- WHAT THE EXERCISE ASKS -
Scan the data. Collect each line that contains the word "oleh".

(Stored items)
================================

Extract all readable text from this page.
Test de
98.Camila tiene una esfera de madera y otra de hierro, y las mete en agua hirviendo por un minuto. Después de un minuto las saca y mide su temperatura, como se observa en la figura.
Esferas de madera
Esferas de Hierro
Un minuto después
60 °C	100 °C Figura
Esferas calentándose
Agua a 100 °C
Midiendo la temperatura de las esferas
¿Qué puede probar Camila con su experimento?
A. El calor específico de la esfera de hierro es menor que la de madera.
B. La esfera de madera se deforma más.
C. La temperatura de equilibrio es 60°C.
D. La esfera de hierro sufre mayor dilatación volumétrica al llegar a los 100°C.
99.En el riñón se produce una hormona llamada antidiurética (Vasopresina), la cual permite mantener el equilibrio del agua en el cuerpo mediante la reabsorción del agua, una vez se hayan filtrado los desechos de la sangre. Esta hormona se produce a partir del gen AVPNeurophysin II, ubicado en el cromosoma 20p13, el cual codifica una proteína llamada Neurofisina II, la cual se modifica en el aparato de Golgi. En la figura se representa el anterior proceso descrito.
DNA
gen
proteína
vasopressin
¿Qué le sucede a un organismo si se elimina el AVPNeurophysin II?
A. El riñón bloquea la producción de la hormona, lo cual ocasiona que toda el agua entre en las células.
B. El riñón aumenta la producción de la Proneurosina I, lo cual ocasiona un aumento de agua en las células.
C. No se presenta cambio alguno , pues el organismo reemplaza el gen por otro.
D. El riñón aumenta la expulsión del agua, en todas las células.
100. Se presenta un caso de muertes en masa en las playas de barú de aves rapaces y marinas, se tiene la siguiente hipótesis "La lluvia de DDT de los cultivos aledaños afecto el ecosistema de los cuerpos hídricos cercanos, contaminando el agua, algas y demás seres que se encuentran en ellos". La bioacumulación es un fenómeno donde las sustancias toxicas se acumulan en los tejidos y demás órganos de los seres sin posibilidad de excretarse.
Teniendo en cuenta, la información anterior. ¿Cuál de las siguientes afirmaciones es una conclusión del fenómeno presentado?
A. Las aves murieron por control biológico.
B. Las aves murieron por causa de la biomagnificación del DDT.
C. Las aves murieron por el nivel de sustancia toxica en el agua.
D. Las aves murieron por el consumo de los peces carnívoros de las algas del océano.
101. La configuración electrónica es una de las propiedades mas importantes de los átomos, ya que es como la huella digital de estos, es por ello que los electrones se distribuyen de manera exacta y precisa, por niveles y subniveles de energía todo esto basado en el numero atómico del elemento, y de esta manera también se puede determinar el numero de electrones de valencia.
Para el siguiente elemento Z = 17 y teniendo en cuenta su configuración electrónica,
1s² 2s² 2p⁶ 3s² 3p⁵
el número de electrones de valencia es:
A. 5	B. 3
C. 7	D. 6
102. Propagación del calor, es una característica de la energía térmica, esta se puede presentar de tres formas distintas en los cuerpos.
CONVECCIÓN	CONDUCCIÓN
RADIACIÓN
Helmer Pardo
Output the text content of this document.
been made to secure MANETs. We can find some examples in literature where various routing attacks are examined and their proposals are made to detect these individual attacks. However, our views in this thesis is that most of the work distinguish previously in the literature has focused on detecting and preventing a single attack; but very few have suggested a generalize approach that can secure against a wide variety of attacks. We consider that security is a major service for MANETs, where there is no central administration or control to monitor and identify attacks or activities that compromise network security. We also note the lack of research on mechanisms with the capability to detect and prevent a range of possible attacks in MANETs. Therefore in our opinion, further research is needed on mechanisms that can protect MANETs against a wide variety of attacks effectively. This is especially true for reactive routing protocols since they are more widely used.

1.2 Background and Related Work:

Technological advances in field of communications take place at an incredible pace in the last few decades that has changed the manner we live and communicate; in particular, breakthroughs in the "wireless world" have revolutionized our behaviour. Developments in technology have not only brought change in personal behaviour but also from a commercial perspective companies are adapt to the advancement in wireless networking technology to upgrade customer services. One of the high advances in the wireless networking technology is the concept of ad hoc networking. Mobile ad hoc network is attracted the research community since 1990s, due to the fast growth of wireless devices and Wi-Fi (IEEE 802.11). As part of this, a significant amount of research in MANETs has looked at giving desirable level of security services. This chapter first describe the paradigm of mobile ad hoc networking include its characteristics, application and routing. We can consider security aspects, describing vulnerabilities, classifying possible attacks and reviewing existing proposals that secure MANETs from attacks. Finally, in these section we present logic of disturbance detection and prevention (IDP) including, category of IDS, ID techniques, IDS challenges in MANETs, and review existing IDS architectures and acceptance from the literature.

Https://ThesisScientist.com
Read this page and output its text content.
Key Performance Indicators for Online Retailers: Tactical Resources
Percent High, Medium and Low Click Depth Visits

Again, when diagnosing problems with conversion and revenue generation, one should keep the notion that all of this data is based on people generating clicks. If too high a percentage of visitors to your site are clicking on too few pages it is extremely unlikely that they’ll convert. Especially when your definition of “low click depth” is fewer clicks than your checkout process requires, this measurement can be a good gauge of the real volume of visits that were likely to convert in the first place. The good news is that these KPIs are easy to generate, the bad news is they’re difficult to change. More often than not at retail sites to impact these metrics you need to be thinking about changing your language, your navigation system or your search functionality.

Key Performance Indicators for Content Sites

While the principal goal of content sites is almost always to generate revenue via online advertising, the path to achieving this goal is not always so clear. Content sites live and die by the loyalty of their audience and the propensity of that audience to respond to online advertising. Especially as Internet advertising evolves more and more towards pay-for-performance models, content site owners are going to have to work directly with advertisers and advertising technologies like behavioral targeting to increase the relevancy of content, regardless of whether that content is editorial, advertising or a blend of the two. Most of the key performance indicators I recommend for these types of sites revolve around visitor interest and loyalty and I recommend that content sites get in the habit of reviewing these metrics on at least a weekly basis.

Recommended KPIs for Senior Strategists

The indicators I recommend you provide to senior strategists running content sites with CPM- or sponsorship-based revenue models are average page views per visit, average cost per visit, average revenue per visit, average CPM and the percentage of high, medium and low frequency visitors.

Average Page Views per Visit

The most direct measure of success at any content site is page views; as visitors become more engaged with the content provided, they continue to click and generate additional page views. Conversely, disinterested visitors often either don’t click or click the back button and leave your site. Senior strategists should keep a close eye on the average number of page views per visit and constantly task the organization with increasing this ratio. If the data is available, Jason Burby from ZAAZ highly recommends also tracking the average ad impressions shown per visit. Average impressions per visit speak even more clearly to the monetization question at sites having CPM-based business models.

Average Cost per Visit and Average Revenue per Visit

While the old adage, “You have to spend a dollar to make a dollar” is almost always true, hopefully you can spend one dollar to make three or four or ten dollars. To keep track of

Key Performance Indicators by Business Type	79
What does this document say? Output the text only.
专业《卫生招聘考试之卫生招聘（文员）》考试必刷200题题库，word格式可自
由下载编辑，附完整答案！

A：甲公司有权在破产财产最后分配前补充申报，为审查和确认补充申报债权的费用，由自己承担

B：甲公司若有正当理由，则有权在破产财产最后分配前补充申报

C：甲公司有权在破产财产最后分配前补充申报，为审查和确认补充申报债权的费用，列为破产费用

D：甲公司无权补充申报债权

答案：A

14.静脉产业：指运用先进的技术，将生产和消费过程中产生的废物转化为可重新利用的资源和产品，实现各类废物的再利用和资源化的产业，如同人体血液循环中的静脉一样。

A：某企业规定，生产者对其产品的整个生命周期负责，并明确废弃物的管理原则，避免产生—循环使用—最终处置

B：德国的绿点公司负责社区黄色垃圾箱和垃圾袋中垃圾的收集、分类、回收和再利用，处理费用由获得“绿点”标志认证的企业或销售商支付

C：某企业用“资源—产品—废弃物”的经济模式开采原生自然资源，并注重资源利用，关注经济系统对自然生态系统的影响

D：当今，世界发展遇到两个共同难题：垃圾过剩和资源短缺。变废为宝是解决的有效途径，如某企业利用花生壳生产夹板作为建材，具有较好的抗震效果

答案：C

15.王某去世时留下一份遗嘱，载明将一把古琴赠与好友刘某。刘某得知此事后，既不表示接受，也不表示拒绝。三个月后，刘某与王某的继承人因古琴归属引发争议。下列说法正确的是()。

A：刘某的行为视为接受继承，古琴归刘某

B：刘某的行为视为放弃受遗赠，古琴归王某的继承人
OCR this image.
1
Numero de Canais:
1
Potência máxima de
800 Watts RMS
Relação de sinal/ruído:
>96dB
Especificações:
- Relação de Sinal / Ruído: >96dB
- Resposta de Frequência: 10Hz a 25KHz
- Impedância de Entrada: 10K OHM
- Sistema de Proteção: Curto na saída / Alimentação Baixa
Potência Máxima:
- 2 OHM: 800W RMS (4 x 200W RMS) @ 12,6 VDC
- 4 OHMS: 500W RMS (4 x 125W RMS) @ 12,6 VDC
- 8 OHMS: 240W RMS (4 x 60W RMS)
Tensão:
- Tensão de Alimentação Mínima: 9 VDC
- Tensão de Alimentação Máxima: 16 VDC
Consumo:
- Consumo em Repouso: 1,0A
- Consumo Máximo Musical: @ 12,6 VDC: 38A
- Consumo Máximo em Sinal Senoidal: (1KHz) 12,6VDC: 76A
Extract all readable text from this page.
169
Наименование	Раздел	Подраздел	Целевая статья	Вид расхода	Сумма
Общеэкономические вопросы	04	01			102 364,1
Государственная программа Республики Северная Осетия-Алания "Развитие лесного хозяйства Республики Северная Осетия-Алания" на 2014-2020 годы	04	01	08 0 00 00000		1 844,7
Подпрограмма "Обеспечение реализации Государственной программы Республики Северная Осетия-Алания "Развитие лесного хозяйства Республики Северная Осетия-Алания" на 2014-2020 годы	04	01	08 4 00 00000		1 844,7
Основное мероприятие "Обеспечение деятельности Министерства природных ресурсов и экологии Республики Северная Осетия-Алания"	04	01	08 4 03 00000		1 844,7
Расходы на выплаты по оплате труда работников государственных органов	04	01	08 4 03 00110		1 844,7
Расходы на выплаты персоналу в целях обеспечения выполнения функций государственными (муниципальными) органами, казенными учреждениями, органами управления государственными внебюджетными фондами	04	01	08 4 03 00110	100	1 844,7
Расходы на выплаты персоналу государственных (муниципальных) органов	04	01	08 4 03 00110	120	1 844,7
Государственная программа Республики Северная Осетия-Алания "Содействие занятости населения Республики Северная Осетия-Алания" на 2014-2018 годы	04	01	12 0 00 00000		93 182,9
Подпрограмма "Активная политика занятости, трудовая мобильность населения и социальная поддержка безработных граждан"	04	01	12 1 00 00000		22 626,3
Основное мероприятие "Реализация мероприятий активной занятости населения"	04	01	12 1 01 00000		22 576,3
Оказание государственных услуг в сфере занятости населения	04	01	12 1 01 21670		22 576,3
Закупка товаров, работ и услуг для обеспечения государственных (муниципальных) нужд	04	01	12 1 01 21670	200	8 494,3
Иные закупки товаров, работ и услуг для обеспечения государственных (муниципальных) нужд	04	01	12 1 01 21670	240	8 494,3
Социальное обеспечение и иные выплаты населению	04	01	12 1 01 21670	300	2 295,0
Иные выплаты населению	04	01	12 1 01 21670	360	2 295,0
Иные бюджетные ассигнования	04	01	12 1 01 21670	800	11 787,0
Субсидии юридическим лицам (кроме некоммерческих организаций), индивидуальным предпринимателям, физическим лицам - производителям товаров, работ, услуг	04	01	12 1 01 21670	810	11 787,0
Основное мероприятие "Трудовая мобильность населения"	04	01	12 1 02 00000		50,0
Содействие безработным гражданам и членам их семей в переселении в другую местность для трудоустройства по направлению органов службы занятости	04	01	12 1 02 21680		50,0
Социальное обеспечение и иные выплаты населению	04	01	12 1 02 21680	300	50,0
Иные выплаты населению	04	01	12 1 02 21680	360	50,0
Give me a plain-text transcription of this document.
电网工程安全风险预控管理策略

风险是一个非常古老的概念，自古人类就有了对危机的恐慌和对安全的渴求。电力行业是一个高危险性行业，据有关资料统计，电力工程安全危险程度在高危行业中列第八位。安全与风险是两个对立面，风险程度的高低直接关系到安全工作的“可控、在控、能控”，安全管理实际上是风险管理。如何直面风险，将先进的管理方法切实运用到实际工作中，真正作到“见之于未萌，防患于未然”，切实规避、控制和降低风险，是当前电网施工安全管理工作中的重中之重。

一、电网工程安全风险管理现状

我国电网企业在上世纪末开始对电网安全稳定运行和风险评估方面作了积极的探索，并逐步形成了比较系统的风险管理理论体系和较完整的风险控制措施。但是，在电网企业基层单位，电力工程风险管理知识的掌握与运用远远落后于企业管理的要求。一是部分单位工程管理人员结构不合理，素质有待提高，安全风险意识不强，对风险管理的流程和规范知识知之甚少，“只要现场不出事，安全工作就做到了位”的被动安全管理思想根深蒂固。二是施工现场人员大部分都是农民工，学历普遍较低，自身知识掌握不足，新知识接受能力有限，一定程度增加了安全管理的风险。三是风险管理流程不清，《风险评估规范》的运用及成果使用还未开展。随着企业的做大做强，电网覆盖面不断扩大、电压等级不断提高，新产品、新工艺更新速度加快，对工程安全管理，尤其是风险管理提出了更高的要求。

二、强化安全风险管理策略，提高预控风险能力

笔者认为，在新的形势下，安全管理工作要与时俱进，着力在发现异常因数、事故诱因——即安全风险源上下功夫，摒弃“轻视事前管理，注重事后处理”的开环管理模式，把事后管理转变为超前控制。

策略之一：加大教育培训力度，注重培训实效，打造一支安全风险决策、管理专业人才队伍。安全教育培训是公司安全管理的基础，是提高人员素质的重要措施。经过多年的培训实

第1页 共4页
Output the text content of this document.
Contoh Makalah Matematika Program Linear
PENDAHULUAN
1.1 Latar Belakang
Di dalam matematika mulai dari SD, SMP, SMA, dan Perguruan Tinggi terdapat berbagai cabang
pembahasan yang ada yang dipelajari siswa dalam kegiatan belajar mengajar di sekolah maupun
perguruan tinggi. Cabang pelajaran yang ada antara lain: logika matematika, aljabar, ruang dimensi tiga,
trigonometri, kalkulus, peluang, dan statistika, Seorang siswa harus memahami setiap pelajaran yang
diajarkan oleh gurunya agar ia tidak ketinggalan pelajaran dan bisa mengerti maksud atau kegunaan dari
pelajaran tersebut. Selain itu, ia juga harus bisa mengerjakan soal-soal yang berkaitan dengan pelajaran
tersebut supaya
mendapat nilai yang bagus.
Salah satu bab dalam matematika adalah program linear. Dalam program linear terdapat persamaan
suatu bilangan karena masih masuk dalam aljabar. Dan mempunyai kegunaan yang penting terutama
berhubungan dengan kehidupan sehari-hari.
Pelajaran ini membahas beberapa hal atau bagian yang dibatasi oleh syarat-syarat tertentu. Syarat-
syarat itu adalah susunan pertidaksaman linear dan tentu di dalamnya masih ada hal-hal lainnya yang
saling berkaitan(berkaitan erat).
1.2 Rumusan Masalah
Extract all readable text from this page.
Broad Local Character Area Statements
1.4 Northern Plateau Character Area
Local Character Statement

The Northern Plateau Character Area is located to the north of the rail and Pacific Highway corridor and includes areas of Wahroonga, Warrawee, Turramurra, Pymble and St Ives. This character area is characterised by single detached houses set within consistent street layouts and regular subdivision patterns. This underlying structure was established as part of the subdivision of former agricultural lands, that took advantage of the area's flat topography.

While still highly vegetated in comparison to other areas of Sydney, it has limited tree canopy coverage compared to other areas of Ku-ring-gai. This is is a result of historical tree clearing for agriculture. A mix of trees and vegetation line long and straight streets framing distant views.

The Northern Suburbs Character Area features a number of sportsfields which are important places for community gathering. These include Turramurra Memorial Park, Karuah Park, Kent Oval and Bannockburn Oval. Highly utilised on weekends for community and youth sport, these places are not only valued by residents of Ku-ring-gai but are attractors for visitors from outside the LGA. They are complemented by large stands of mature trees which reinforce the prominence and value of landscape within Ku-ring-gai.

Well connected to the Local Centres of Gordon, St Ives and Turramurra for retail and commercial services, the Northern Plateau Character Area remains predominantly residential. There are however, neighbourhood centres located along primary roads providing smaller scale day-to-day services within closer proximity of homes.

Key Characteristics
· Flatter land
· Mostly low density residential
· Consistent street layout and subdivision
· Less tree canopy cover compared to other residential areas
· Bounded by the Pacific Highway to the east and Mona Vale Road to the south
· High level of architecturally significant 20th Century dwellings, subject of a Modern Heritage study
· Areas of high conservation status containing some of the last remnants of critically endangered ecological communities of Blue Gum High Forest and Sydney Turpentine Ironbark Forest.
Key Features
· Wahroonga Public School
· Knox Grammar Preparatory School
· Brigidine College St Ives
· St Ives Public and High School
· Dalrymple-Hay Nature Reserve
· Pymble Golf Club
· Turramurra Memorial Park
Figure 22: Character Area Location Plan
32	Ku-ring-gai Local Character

================================

- ANSWER IN FULL -
diajarkan oleh gurunya agar ia tidak ketinggalan pelajaran dan bisa mengerti maksud atau kegunaan dari
Pelajaran ini membahas beberapa hal atau bagian yang dibatasi oleh syarat-syarat tertentu. Syarat-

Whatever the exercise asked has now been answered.